#### Short exercise:
Locate the lines where "this" occurs and copy them as they stand.

## begin Data shown

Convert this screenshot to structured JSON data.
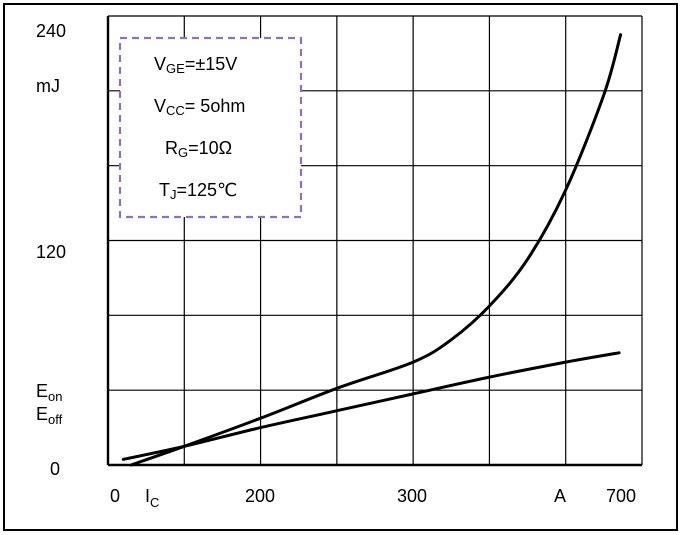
{
  "chart_data": {
    "type": "line",
    "title": "",
    "y_unit": "mJ",
    "x_unit": "A",
    "y_tick_labels": [
      "240",
      "120",
      "0"
    ],
    "x_tick_labels": [
      "0",
      "200",
      "300",
      "700"
    ],
    "x_symbol": {
      "main": "I",
      "sub": "C"
    },
    "y_symbols": [
      {
        "main": "E",
        "sub": "on"
      },
      {
        "main": "E",
        "sub": "off"
      }
    ],
    "conditions": [
      {
        "main": "V",
        "sub": "GE",
        "rest": "=±15V"
      },
      {
        "main": "V",
        "sub": "CC",
        "rest": "=  5ohm"
      },
      {
        "main": "R",
        "sub": "G",
        "rest": "=10Ω"
      },
      {
        "main": "T",
        "sub": "J",
        "rest": "=125℃"
      }
    ],
    "grid": true,
    "legend": "none",
    "note": "",
    "series": [
      {
        "points": [
          [
            15,
            0
          ],
          [
            50,
            10
          ],
          [
            100,
            25
          ],
          [
            150,
            41
          ],
          [
            200,
            55
          ],
          [
            225,
            67
          ],
          [
            250,
            85
          ],
          [
            275,
            110
          ],
          [
            300,
            147
          ],
          [
            325,
            198
          ],
          [
            336,
            230
          ]
        ]
      },
      {
        "points": [
          [
            10,
            3
          ],
          [
            50,
            10
          ],
          [
            100,
            20
          ],
          [
            150,
            29
          ],
          [
            200,
            38
          ],
          [
            250,
            47
          ],
          [
            300,
            55
          ],
          [
            335,
            60
          ]
        ]
      }
    ],
    "style": {
      "curve_color": "#000000",
      "grid_color": "#000000",
      "legend_box_color": "#8e72b6"
    }
  }
}
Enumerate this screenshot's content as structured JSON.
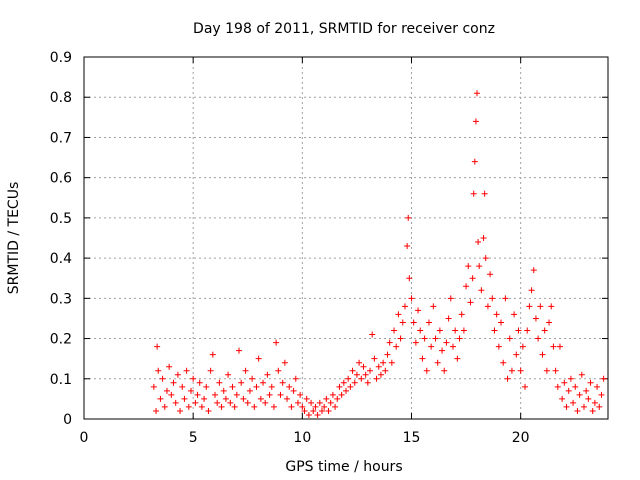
{
  "chart_data": {
    "type": "scatter",
    "title": "Day 198 of 2011, SRMTID for receiver conz",
    "xlabel": "GPS time / hours",
    "ylabel": "SRMTID / TECUs",
    "xlim": [
      0,
      24
    ],
    "ylim": [
      0,
      0.9
    ],
    "xticks": [
      0,
      5,
      10,
      15,
      20
    ],
    "yticks": [
      0,
      0.1,
      0.2,
      0.3,
      0.4,
      0.5,
      0.6,
      0.7,
      0.8,
      0.9
    ],
    "grid": true,
    "marker": "plus",
    "color": "#ff0000",
    "series": [
      {
        "name": "conz",
        "points": [
          [
            3.2,
            0.08
          ],
          [
            3.3,
            0.02
          ],
          [
            3.35,
            0.18
          ],
          [
            3.4,
            0.12
          ],
          [
            3.5,
            0.05
          ],
          [
            3.6,
            0.1
          ],
          [
            3.7,
            0.03
          ],
          [
            3.8,
            0.07
          ],
          [
            3.9,
            0.13
          ],
          [
            4.0,
            0.06
          ],
          [
            4.1,
            0.09
          ],
          [
            4.2,
            0.04
          ],
          [
            4.3,
            0.11
          ],
          [
            4.4,
            0.02
          ],
          [
            4.5,
            0.08
          ],
          [
            4.6,
            0.05
          ],
          [
            4.7,
            0.12
          ],
          [
            4.8,
            0.03
          ],
          [
            4.9,
            0.07
          ],
          [
            5.0,
            0.1
          ],
          [
            5.1,
            0.04
          ],
          [
            5.2,
            0.06
          ],
          [
            5.3,
            0.09
          ],
          [
            5.4,
            0.03
          ],
          [
            5.5,
            0.05
          ],
          [
            5.6,
            0.08
          ],
          [
            5.7,
            0.02
          ],
          [
            5.8,
            0.12
          ],
          [
            5.9,
            0.16
          ],
          [
            6.0,
            0.06
          ],
          [
            6.1,
            0.04
          ],
          [
            6.2,
            0.09
          ],
          [
            6.3,
            0.03
          ],
          [
            6.4,
            0.07
          ],
          [
            6.5,
            0.05
          ],
          [
            6.6,
            0.11
          ],
          [
            6.7,
            0.04
          ],
          [
            6.8,
            0.08
          ],
          [
            6.9,
            0.03
          ],
          [
            7.0,
            0.06
          ],
          [
            7.1,
            0.17
          ],
          [
            7.2,
            0.09
          ],
          [
            7.3,
            0.05
          ],
          [
            7.4,
            0.12
          ],
          [
            7.5,
            0.04
          ],
          [
            7.6,
            0.07
          ],
          [
            7.7,
            0.1
          ],
          [
            7.8,
            0.03
          ],
          [
            7.9,
            0.08
          ],
          [
            8.0,
            0.15
          ],
          [
            8.1,
            0.05
          ],
          [
            8.2,
            0.09
          ],
          [
            8.3,
            0.04
          ],
          [
            8.4,
            0.11
          ],
          [
            8.5,
            0.06
          ],
          [
            8.6,
            0.08
          ],
          [
            8.7,
            0.03
          ],
          [
            8.8,
            0.19
          ],
          [
            8.9,
            0.12
          ],
          [
            9.0,
            0.06
          ],
          [
            9.1,
            0.09
          ],
          [
            9.2,
            0.14
          ],
          [
            9.3,
            0.05
          ],
          [
            9.4,
            0.08
          ],
          [
            9.5,
            0.03
          ],
          [
            9.6,
            0.07
          ],
          [
            9.7,
            0.1
          ],
          [
            9.8,
            0.04
          ],
          [
            9.9,
            0.06
          ],
          [
            10.0,
            0.03
          ],
          [
            10.1,
            0.02
          ],
          [
            10.2,
            0.05
          ],
          [
            10.3,
            0.01
          ],
          [
            10.4,
            0.04
          ],
          [
            10.5,
            0.02
          ],
          [
            10.6,
            0.03
          ],
          [
            10.7,
            0.01
          ],
          [
            10.8,
            0.04
          ],
          [
            10.9,
            0.02
          ],
          [
            11.0,
            0.03
          ],
          [
            11.1,
            0.05
          ],
          [
            11.2,
            0.02
          ],
          [
            11.3,
            0.04
          ],
          [
            11.4,
            0.06
          ],
          [
            11.5,
            0.03
          ],
          [
            11.6,
            0.05
          ],
          [
            11.7,
            0.08
          ],
          [
            11.8,
            0.06
          ],
          [
            11.9,
            0.09
          ],
          [
            12.0,
            0.07
          ],
          [
            12.1,
            0.1
          ],
          [
            12.2,
            0.08
          ],
          [
            12.3,
            0.12
          ],
          [
            12.4,
            0.09
          ],
          [
            12.5,
            0.11
          ],
          [
            12.6,
            0.14
          ],
          [
            12.7,
            0.1
          ],
          [
            12.8,
            0.13
          ],
          [
            12.9,
            0.11
          ],
          [
            13.0,
            0.09
          ],
          [
            13.1,
            0.12
          ],
          [
            13.2,
            0.21
          ],
          [
            13.3,
            0.15
          ],
          [
            13.4,
            0.1
          ],
          [
            13.5,
            0.13
          ],
          [
            13.6,
            0.11
          ],
          [
            13.7,
            0.14
          ],
          [
            13.8,
            0.12
          ],
          [
            13.9,
            0.16
          ],
          [
            14.0,
            0.19
          ],
          [
            14.1,
            0.14
          ],
          [
            14.2,
            0.22
          ],
          [
            14.3,
            0.18
          ],
          [
            14.4,
            0.26
          ],
          [
            14.5,
            0.2
          ],
          [
            14.6,
            0.24
          ],
          [
            14.7,
            0.28
          ],
          [
            14.8,
            0.43
          ],
          [
            14.85,
            0.5
          ],
          [
            14.9,
            0.35
          ],
          [
            15.0,
            0.3
          ],
          [
            15.1,
            0.24
          ],
          [
            15.2,
            0.19
          ],
          [
            15.3,
            0.27
          ],
          [
            15.4,
            0.22
          ],
          [
            15.5,
            0.15
          ],
          [
            15.6,
            0.2
          ],
          [
            15.7,
            0.12
          ],
          [
            15.8,
            0.24
          ],
          [
            15.9,
            0.18
          ],
          [
            16.0,
            0.28
          ],
          [
            16.1,
            0.2
          ],
          [
            16.2,
            0.14
          ],
          [
            16.3,
            0.22
          ],
          [
            16.4,
            0.17
          ],
          [
            16.5,
            0.12
          ],
          [
            16.6,
            0.19
          ],
          [
            16.7,
            0.25
          ],
          [
            16.8,
            0.3
          ],
          [
            16.9,
            0.18
          ],
          [
            17.0,
            0.22
          ],
          [
            17.1,
            0.15
          ],
          [
            17.2,
            0.2
          ],
          [
            17.3,
            0.26
          ],
          [
            17.4,
            0.22
          ],
          [
            17.5,
            0.33
          ],
          [
            17.6,
            0.38
          ],
          [
            17.7,
            0.29
          ],
          [
            17.8,
            0.35
          ],
          [
            17.85,
            0.56
          ],
          [
            17.9,
            0.64
          ],
          [
            17.95,
            0.74
          ],
          [
            18.0,
            0.81
          ],
          [
            18.05,
            0.44
          ],
          [
            18.1,
            0.38
          ],
          [
            18.2,
            0.32
          ],
          [
            18.3,
            0.45
          ],
          [
            18.35,
            0.56
          ],
          [
            18.4,
            0.4
          ],
          [
            18.5,
            0.28
          ],
          [
            18.6,
            0.36
          ],
          [
            18.7,
            0.3
          ],
          [
            18.8,
            0.22
          ],
          [
            18.9,
            0.26
          ],
          [
            19.0,
            0.18
          ],
          [
            19.1,
            0.24
          ],
          [
            19.2,
            0.14
          ],
          [
            19.3,
            0.3
          ],
          [
            19.4,
            0.1
          ],
          [
            19.5,
            0.2
          ],
          [
            19.6,
            0.12
          ],
          [
            19.7,
            0.26
          ],
          [
            19.8,
            0.16
          ],
          [
            19.9,
            0.22
          ],
          [
            20.0,
            0.12
          ],
          [
            20.1,
            0.18
          ],
          [
            20.2,
            0.08
          ],
          [
            20.3,
            0.22
          ],
          [
            20.4,
            0.28
          ],
          [
            20.5,
            0.32
          ],
          [
            20.6,
            0.37
          ],
          [
            20.7,
            0.25
          ],
          [
            20.8,
            0.2
          ],
          [
            20.9,
            0.28
          ],
          [
            21.0,
            0.16
          ],
          [
            21.1,
            0.22
          ],
          [
            21.2,
            0.12
          ],
          [
            21.3,
            0.24
          ],
          [
            21.4,
            0.28
          ],
          [
            21.5,
            0.18
          ],
          [
            21.6,
            0.12
          ],
          [
            21.7,
            0.08
          ],
          [
            21.8,
            0.18
          ],
          [
            21.9,
            0.05
          ],
          [
            22.0,
            0.09
          ],
          [
            22.1,
            0.03
          ],
          [
            22.2,
            0.07
          ],
          [
            22.3,
            0.1
          ],
          [
            22.4,
            0.04
          ],
          [
            22.5,
            0.08
          ],
          [
            22.6,
            0.02
          ],
          [
            22.7,
            0.06
          ],
          [
            22.8,
            0.11
          ],
          [
            22.9,
            0.03
          ],
          [
            23.0,
            0.07
          ],
          [
            23.1,
            0.05
          ],
          [
            23.2,
            0.09
          ],
          [
            23.3,
            0.02
          ],
          [
            23.4,
            0.04
          ],
          [
            23.5,
            0.08
          ],
          [
            23.6,
            0.03
          ],
          [
            23.7,
            0.06
          ],
          [
            23.8,
            0.1
          ]
        ]
      }
    ]
  }
}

## end Data shown

#### Task solution:
Convert this screenshot to structured JSON data.
Enumerate this screenshot's content as structured JSON.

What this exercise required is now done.